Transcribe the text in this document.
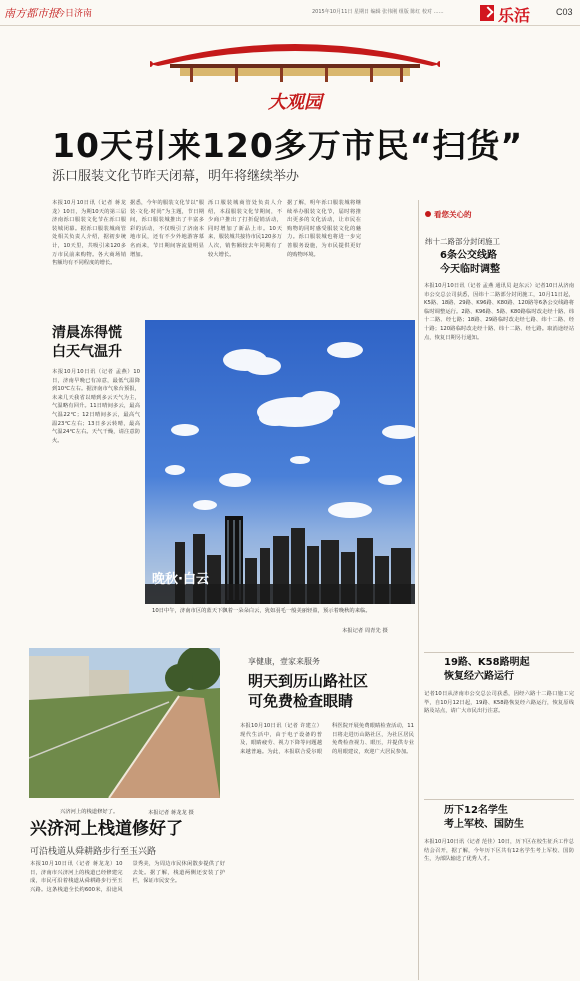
南方都市报
今日济南	2015年10月11日 星期日 编辑 张伟刚 组版 陈红 校对 ……	乐活	C03
大观园
10天引来120多万市民“扫货”
泺口服装文化节昨天闭幕，明年将继续举办
本报10月10日讯（记者 蒋龙龙）10日，为期10天的第三届济南泺口服装文化节在泺口服装城闭幕。据泺口服装城商管处相关负责人介绍，据初步统计，10天里，共吸引来120多万市民前来购物。各大商场销售额均有不同程度的增长。
据悉，今年的服装文化节以“服装·文化·时尚”为主题，节日期间，泺口服装城推出了丰富多彩的活动，不仅吸引了济南本地市民，还有不少外地游客慕名而来，节日期间客流量明显增加。
泺口服装城商管处负责人介绍，本届服装文化节期间，不少商户推出了打折促销活动，同时增加了新品上市。10天来，服装城共接待市民120多万人次，销售额较去年同期有了较大增长。
据了解，明年泺口服装城将继续举办服装文化节，届时将推出更多的文化活动，让市民在购物的同时感受服装文化的魅力。泺口服装城也将进一步完善服务设施，为市民提供更好的购物环境。
看您关心的
纬十二路部分封闭施工
6条公交线路
今天临时调整
本报10月10日讯（记者 孟燕 通讯员 赵东云）记者10日从济南市公交总公司获悉，因纬十二路部分封闭施工，10月11日起，K5路、18路、29路、K96路、K80路、120路等6条公交线路将临时调整运行。2路、K96路、5路、K80路临时改走经十路、纬十二路、经七路；18路、29路临时改走经七路、纬十二路、经十路；120路临时改走经十路、纬十二路、经七路。取消途经站点，恢复日期另行通知。
19路、K58路明起
恢复经六路运行
记者10日从济南市公交总公司获悉，因经六路十二路口施工完毕，自10月12日起，19路、K58路恢复经六路运行，恢复原线路及站点，请广大市民出行注意。
历下12名学生
考上军校、国防生
本报10月10日讯（记者 范佳）10日，历下区在校生征兵工作总结会召开，据了解，今年历下区共有12名学生考上军校、国防生，为部队输送了优秀人才。
清晨冻得慌
白天气温升
本报10月10日讯（记者 孟燕）10日，济南早晚已有凉意，最低气温降到10℃左右。据济南市气象台预报，未来几天我省以晴到多云天气为主，气温略有回升。11日晴间多云，最高气温22℃；12日晴间多云，最高气温23℃左右；13日多云转晴，最高气温24℃左右。天气干燥，请注意防火。
晚秋·白云
10日中午，济南市区的蓝天下飘着一朵朵白云，犹如羽毛一般美丽轻盈，预示着晚秋的来临。
本报记者 周青先 摄
兴济河上的栈道修好了。	本报记者 蒋龙龙 摄
兴济河上栈道修好了
可沿栈道从舜耕路步行至玉兴路
本报10月10日讯（记者 蒋龙龙）10日，济南市兴济河上的栈道已经修建完成，市民可沿着栈道从舜耕路步行至玉兴路。这条栈道全长约600米，沿途风景秀美，为周边市民休闲散步提供了好去处。据了解，栈道两侧还安装了护栏，保证市民安全。
享健康，壹家来服务
明天到历山路社区
可免费检查眼睛
本报10月10日讯（记者 许建立）现代生活中，由于电子设备的普及，眼睛疲劳、视力下降等问题越来越普遍。为此，本报联合爱尔眼科医院开展免费眼睛检查活动，11日将走进历山路社区，为社区居民免费检查视力、眼压，并提供专业的用眼建议，欢迎广大居民参加。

__WRITTEN INSTRUCTION__
Set the listing down in full and exactly. Pictures within it should not appear in the copy.

__RESULT FOR THIS TASK__
Transcribe the text in this document.
南方都市报
今日济南	2015年10月11日 星期日 编辑 张伟刚 组版 陈红 校对 ……	乐活	C03
大观园
10天引来120多万市民“扫货”
泺口服装文化节昨天闭幕，明年将继续举办
本报10月10日讯（记者 蒋龙龙）10日，为期10天的第三届济南泺口服装文化节在泺口服装城闭幕。据泺口服装城商管处相关负责人介绍，据初步统计，10天里，共吸引来120多万市民前来购物。各大商场销售额均有不同程度的增长。
据悉，今年的服装文化节以“服装·文化·时尚”为主题，节日期间，泺口服装城推出了丰富多彩的活动，不仅吸引了济南本地市民，还有不少外地游客慕名而来，节日期间客流量明显增加。
泺口服装城商管处负责人介绍，本届服装文化节期间，不少商户推出了打折促销活动，同时增加了新品上市。10天来，服装城共接待市民120多万人次，销售额较去年同期有了较大增长。
据了解，明年泺口服装城将继续举办服装文化节，届时将推出更多的文化活动，让市民在购物的同时感受服装文化的魅力。泺口服装城也将进一步完善服务设施，为市民提供更好的购物环境。
看您关心的
纬十二路部分封闭施工
6条公交线路
今天临时调整
本报10月10日讯（记者 孟燕 通讯员 赵东云）记者10日从济南市公交总公司获悉，因纬十二路部分封闭施工，10月11日起，K5路、18路、29路、K96路、K80路、120路等6条公交线路将临时调整运行。2路、K96路、5路、K80路临时改走经十路、纬十二路、经七路；18路、29路临时改走经七路、纬十二路、经十路；120路临时改走经十路、纬十二路、经七路。取消途经站点，恢复日期另行通知。
19路、K58路明起
恢复经六路运行
记者10日从济南市公交总公司获悉，因经六路十二路口施工完毕，自10月12日起，19路、K58路恢复经六路运行，恢复原线路及站点，请广大市民出行注意。
历下12名学生
考上军校、国防生
本报10月10日讯（记者 范佳）10日，历下区在校生征兵工作总结会召开，据了解，今年历下区共有12名学生考上军校、国防生，为部队输送了优秀人才。
清晨冻得慌
白天气温升
本报10月10日讯（记者 孟燕）10日，济南早晚已有凉意，最低气温降到10℃左右。据济南市气象台预报，未来几天我省以晴到多云天气为主，气温略有回升。11日晴间多云，最高气温22℃；12日晴间多云，最高气温23℃左右；13日多云转晴，最高气温24℃左右。天气干燥，请注意防火。
晚秋·白云
10日中午，济南市区的蓝天下飘着一朵朵白云，犹如羽毛一般美丽轻盈，预示着晚秋的来临。
本报记者 周青先 摄
兴济河上的栈道修好了。	本报记者 蒋龙龙 摄
兴济河上栈道修好了
可沿栈道从舜耕路步行至玉兴路
本报10月10日讯（记者 蒋龙龙）10日，济南市兴济河上的栈道已经修建完成，市民可沿着栈道从舜耕路步行至玉兴路。这条栈道全长约600米，沿途风景秀美，为周边市民休闲散步提供了好去处。据了解，栈道两侧还安装了护栏，保证市民安全。
享健康，壹家来服务
明天到历山路社区
可免费检查眼睛
本报10月10日讯（记者 许建立）现代生活中，由于电子设备的普及，眼睛疲劳、视力下降等问题越来越普遍。为此，本报联合爱尔眼科医院开展免费眼睛检查活动，11日将走进历山路社区，为社区居民免费检查视力、眼压，并提供专业的用眼建议，欢迎广大居民参加。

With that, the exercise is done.